* START Information shown *

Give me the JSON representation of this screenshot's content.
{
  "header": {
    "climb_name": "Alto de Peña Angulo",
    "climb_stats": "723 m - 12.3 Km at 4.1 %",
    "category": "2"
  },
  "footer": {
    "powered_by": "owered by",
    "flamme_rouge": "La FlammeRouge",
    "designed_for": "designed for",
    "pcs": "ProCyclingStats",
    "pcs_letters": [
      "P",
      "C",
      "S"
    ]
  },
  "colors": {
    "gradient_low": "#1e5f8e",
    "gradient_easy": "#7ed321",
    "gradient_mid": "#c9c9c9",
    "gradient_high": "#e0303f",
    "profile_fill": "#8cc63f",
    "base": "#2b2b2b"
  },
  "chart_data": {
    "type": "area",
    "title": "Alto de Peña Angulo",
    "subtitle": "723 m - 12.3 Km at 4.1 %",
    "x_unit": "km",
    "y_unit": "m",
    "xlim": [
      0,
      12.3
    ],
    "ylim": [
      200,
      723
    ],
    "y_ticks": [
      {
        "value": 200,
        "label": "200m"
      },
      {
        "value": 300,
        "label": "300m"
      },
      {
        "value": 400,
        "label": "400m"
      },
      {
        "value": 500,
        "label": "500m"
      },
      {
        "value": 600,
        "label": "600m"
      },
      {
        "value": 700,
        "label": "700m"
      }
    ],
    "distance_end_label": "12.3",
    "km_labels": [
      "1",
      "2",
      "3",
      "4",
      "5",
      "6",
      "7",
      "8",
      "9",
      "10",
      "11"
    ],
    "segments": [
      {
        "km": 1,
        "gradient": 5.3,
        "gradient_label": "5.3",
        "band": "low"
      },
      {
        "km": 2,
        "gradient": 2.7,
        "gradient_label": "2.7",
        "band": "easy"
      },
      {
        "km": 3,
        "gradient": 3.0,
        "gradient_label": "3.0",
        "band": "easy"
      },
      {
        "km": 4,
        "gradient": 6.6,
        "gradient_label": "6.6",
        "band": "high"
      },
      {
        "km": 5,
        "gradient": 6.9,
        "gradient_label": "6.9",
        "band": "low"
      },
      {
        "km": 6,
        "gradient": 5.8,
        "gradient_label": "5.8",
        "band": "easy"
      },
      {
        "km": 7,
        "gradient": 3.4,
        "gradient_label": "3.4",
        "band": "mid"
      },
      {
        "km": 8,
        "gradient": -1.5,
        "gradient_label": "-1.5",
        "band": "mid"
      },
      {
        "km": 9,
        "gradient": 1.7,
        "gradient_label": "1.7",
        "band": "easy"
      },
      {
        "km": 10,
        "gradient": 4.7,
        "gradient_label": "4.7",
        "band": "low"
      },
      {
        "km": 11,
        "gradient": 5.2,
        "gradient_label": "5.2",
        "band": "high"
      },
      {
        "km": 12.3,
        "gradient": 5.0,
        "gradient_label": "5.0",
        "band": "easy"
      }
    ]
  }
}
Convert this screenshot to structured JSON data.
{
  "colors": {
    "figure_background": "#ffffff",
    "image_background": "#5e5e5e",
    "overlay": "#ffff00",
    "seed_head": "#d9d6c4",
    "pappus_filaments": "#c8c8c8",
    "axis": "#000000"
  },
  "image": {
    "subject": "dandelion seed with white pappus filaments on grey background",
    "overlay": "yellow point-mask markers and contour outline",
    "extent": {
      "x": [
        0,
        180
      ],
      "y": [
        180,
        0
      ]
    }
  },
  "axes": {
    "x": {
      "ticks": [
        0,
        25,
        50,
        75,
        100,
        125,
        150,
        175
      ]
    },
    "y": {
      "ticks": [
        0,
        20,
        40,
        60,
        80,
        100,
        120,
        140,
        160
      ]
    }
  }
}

* END Information shown *
* START Information shown *

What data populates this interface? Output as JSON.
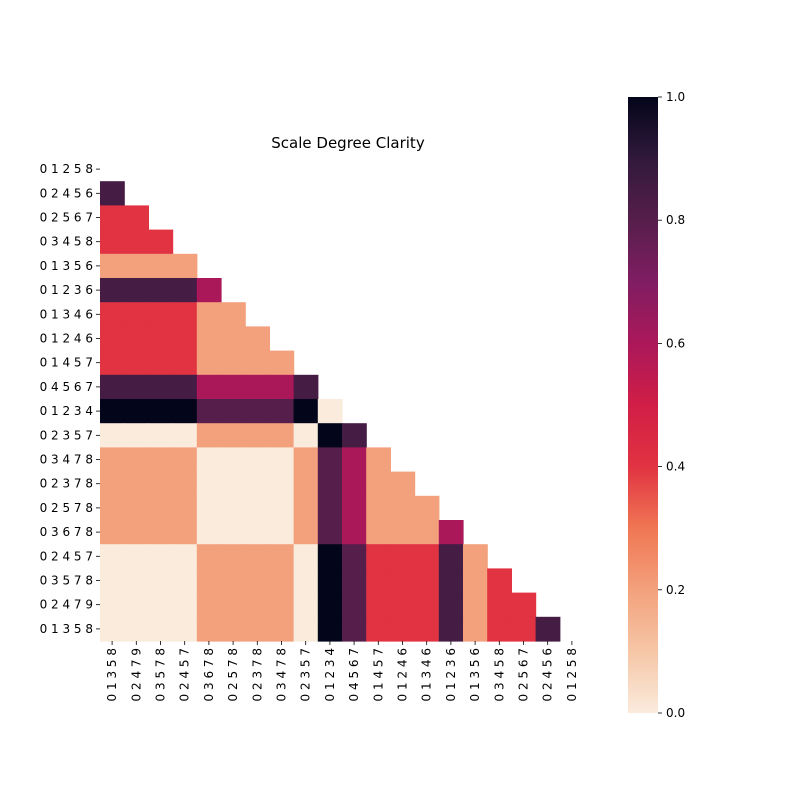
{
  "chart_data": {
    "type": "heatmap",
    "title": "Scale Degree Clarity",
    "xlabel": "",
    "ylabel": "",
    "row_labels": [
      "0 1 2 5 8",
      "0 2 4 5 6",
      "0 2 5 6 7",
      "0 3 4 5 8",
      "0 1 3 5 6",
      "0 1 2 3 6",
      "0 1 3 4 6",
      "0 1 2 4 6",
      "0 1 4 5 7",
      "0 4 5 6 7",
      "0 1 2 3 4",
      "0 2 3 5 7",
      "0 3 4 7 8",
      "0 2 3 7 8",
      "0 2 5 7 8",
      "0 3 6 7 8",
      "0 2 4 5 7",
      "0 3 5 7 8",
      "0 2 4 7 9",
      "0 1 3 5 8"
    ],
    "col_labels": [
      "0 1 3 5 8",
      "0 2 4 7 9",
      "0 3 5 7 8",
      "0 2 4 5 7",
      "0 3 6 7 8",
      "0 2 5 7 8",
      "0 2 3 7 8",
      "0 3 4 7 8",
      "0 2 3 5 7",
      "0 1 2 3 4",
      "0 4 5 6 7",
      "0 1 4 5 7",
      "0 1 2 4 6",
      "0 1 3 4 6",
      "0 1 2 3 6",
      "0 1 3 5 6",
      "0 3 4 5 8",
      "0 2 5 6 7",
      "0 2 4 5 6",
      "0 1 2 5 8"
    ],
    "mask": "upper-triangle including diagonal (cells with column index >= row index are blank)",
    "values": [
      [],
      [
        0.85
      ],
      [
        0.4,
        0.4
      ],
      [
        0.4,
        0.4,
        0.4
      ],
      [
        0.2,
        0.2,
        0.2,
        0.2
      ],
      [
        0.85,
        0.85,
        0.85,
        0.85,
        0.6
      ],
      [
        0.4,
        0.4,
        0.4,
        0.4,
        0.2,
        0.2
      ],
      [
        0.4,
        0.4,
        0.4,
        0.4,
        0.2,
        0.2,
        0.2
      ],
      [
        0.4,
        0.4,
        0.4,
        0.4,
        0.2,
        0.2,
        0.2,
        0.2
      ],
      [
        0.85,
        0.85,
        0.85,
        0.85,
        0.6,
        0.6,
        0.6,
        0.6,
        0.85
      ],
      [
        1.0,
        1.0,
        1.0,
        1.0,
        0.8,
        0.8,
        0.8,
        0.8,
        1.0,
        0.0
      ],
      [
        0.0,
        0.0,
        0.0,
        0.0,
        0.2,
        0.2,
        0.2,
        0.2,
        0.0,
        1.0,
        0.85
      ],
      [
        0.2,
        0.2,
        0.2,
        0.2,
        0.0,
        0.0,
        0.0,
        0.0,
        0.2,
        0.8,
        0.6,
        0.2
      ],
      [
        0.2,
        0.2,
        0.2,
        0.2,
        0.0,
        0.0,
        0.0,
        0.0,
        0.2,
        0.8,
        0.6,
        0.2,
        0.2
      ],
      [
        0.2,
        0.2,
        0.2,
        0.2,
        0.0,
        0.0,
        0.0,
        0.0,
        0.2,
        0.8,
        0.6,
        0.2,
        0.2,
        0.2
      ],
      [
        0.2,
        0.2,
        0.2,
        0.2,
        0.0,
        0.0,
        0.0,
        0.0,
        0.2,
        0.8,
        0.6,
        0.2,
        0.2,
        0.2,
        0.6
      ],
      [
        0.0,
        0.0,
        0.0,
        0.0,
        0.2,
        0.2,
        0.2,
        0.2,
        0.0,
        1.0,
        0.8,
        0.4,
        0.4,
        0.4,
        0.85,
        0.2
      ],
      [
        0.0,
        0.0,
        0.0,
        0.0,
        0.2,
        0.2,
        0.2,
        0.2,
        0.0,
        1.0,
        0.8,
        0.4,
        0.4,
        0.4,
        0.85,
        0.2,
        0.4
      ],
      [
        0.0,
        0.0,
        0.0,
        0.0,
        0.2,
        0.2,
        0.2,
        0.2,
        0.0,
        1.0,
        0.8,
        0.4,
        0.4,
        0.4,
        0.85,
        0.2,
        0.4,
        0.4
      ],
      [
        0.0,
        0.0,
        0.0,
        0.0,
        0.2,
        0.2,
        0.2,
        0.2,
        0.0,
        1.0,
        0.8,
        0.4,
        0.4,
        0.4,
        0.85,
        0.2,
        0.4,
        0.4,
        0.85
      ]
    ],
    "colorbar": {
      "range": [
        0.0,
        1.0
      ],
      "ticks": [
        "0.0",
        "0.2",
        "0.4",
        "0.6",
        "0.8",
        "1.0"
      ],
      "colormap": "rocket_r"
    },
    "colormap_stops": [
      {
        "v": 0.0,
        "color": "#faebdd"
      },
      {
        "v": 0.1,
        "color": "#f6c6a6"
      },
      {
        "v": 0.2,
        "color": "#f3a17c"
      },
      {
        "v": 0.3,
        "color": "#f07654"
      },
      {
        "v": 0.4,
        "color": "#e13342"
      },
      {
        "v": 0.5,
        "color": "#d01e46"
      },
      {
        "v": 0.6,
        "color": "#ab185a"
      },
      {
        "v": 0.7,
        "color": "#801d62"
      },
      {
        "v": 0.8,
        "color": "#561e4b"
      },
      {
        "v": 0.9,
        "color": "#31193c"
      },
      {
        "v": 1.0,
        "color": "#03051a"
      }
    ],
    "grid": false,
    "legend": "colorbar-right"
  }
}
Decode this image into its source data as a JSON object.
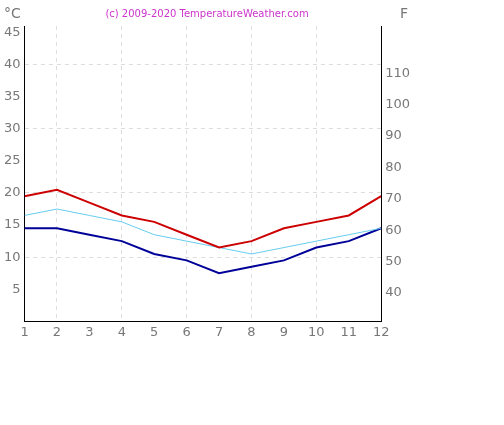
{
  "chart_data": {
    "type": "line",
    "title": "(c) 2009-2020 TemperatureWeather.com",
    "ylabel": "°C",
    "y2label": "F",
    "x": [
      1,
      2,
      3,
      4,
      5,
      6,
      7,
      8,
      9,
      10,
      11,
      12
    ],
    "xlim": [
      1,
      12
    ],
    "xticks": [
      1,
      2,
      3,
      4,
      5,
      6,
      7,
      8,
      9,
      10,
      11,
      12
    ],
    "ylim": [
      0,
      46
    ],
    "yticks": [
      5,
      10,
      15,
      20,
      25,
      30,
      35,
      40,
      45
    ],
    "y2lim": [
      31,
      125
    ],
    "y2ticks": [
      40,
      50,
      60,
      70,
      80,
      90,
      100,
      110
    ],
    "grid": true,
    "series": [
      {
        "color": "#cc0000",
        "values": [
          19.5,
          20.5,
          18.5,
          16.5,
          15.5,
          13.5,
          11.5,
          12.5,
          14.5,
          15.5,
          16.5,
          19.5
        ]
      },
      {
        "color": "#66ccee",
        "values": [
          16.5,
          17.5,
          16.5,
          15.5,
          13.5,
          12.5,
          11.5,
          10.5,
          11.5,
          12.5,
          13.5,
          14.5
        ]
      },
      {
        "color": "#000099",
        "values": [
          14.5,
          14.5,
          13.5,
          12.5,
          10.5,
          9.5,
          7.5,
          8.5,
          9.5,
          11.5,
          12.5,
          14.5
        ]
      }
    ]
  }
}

* END Information shown *

» **Given task**: Identify the lines above that contain the word "overlay", then copy them.

» **Solution to the exercise**:
    "overlay": "#ffff00",
    "overlay": "yellow point-mask markers and contour outline",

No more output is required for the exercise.